Document segment:

* * *

Figure 3. Calculation of average

After that, we are stored the data according to the dialects it belongs to. The complete statistics that we are used in the creation of the database as shown in Table 2.

Table 2. Different parameters used in database creation

Tools used for recording and editing

PRAAT tool, Zoom H1N Handy Portable Digital Recorder, Streaming Audio Recorder

Speakers age

20 to 55

Number of dialects

3

Number of speakers in each dialect

Telangana (32), Kostha Andhra (27) Rayalaseema (23)

Sample rate

44kHz

Channels

MONO

From the above table, it is observed that we are considered the different age speakers from 20 to 55 age group peoples to create the database and the sampling rate used is 44kHz.The number of speakers selected for the creation of the database varies from dialect to dialect. Telangana 32 peoples, Kostha Andhra 27 and Rayalaseema 23 speakers.

4. Proposed Methodology

In order to identify the dialects of the Telugu Language, there are two stages are in methodology i.e., Training and Testing phase as described in Figure 4 and Figure 5.

4.1 Training

We collected the speech from the different users, considered it as input, then the speech is submitted to the preprocessing phase to reduce the background noise if it is present. For that, we used the average filter. The average filter provides smoothening and removes the variations (noise) and unvoiced parts. After completion of preprocessing submitted to Feature extraction. Now we extract the MFCC, ΔMFCC, ΔΔMFCC, and ZCR features from speech signals. After this phase, we combined these features, get 40 features of each sample i.e., 13 from MFCC, 13 from ΔMFCC, 13 from ΔΔMFCC, and 1 from ZCR. If we pass the same features for training, we may get up to lacks features approximately for the complete dataset, further, it will increase the burden of the model and time-consuming process. So, in order to reduce the number of features, we apply dimensionality reduction on those extracted features. In dimensionality reduction, we used the PCA method to reduce the number of features. PCA produces 30 features while eliminating less correlated features. After dimensionality reduction, we apply GMM and HMM models on the features. On applying these features, we frame out the models for Telangana, Costha Andhra, and Rayalaseema.

4.2 Testing

In the training, our models are made ready for different dialects. Now we test the models. We collect the speech sample from the user which we are going to test. The sample is preprocessed, and the unwanted noisy signal is eliminated using the average filter. Now we extract the 40 features i.e., MFCC, ΔMFCC, ΔΔMFCC, and ZCR. We reduce the number of features using PCA. Later we apply these features to the models and calculated the likelihood score. These scores are represented as Telangana are considered as β1, Costal Andhra as β2, Rayalaseema as β3. Then we compare β1, β2, β3. The highest among them is considered as the dialect of the speech sample.

* * *

Stored data:
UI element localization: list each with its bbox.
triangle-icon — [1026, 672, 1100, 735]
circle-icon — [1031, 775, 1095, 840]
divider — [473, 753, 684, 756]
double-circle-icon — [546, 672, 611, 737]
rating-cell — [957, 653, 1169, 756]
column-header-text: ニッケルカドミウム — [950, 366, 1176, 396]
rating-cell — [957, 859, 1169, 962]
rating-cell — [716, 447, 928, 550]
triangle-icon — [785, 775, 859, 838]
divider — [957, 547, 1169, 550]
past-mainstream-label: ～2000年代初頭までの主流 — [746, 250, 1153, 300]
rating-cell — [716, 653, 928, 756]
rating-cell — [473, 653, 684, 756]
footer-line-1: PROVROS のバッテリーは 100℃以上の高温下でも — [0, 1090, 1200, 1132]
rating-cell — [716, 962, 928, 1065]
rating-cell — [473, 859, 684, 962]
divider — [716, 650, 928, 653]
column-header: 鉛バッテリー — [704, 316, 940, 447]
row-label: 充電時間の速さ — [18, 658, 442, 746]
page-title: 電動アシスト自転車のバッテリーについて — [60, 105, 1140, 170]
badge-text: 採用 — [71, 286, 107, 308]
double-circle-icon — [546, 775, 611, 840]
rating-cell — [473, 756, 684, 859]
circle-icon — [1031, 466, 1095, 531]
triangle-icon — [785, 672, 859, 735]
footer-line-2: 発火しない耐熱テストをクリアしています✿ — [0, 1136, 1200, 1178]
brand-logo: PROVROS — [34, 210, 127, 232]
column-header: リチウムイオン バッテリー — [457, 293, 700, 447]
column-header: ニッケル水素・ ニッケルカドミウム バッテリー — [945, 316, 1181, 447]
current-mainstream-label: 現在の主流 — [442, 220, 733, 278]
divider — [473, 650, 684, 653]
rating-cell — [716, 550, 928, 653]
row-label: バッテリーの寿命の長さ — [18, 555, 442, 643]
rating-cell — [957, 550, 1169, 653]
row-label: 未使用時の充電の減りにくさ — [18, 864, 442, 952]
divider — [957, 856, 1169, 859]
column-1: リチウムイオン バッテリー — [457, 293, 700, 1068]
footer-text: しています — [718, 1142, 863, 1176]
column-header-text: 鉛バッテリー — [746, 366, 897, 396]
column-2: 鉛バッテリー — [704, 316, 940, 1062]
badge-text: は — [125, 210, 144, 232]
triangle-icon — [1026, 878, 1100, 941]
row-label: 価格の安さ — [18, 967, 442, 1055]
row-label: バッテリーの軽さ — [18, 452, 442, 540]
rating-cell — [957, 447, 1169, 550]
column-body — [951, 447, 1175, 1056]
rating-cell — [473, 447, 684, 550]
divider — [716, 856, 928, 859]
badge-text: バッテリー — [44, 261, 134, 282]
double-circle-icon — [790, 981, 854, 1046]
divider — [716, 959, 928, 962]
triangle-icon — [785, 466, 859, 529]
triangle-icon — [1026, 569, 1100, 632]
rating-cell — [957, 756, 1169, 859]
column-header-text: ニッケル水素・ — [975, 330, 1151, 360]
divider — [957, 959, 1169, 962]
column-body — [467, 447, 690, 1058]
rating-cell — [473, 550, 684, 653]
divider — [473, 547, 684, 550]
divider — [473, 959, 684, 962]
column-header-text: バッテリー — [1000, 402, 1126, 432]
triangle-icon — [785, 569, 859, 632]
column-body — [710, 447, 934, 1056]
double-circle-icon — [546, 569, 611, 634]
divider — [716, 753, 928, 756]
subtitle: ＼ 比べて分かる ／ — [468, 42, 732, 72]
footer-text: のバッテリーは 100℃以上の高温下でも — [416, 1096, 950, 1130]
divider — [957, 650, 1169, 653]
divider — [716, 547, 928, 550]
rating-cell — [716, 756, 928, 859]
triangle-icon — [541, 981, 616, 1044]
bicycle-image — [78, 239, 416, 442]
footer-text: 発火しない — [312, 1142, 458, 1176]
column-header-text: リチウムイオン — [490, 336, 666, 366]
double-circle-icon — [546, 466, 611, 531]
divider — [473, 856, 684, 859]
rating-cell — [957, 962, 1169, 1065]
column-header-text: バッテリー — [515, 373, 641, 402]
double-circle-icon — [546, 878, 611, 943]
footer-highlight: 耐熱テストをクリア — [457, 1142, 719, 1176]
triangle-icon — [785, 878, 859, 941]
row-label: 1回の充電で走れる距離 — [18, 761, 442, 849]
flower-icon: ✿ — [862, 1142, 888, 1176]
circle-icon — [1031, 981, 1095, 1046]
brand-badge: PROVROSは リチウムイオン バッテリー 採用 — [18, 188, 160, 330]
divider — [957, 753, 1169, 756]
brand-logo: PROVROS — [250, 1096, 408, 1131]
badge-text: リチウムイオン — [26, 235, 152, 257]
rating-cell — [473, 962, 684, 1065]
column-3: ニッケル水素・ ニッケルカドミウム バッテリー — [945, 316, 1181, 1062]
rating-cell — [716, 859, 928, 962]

* * *

Set exercise 1:
Copy the listing from its first line up to and including the line with "divider — [716, 650, 928, 653]", swapping "rating-cell" for "score-cell" and leaving everything else unchanged.
Set exercise 2:
Carry on the passage about identifying Telugu dialects from where it stops.

Task answer 1:
UI element localization: list each with its bbox.
triangle-icon — [1026, 672, 1100, 735]
circle-icon — [1031, 775, 1095, 840]
divider — [473, 753, 684, 756]
double-circle-icon — [546, 672, 611, 737]
score-cell — [957, 653, 1169, 756]
column-header-text: ニッケルカドミウム — [950, 366, 1176, 396]
score-cell — [957, 859, 1169, 962]
score-cell — [716, 447, 928, 550]
triangle-icon — [785, 775, 859, 838]
divider — [957, 547, 1169, 550]
past-mainstream-label: ～2000年代初頭までの主流 — [746, 250, 1153, 300]
score-cell — [716, 653, 928, 756]
score-cell — [473, 653, 684, 756]
footer-line-1: PROVROS のバッテリーは 100℃以上の高温下でも — [0, 1090, 1200, 1132]
score-cell — [716, 962, 928, 1065]
score-cell — [473, 859, 684, 962]
divider — [716, 650, 928, 653]

Task answer 2:
Figure 4. Training model of the Telugu dialect identification

Figure 5. Testing phase of dialect identification

4.3 Proposed methods

For the identification of Telugu dialects, we used two classification models i.e., GMM and HMM models.

4.3.1 Hidden Markov Model

Hidden Markov Model (HMM) is a probabilistic graphical model that enables us to predict the sequence of the hidden or unknown variables from a set of observed variables. In this HMM (hidden Markov model), we do not know the actual probabilities of the variables, we only know their respective outcomes. The working of HMM model as shown below.

The basic structure of HMM model as shown in the following Figure 6.

Figure 6. Basic model of HMM

The HMM model contains the number of hidden states X1, X2….Xn and also Observable states y1,y2…..ym. It also contains different types of probabilities like transition probability a11, a12…anm, and also observation probability b11,b12…bxy. The complete description of HMM is

S=s1, s2….sN Number of hidden states.

O=o1,o2….oT, Number of observable sequence.

A= a11,a12,a13..a1n…ann, is transition probability matrix where aij represents the probability moving from state i to state j. Then all the moves corresponding to aij are equal to 1.

B=b1, b2…bn is the emission probability.

$\Pi$= π1 π2 π3… πn. represents the initial probabilities.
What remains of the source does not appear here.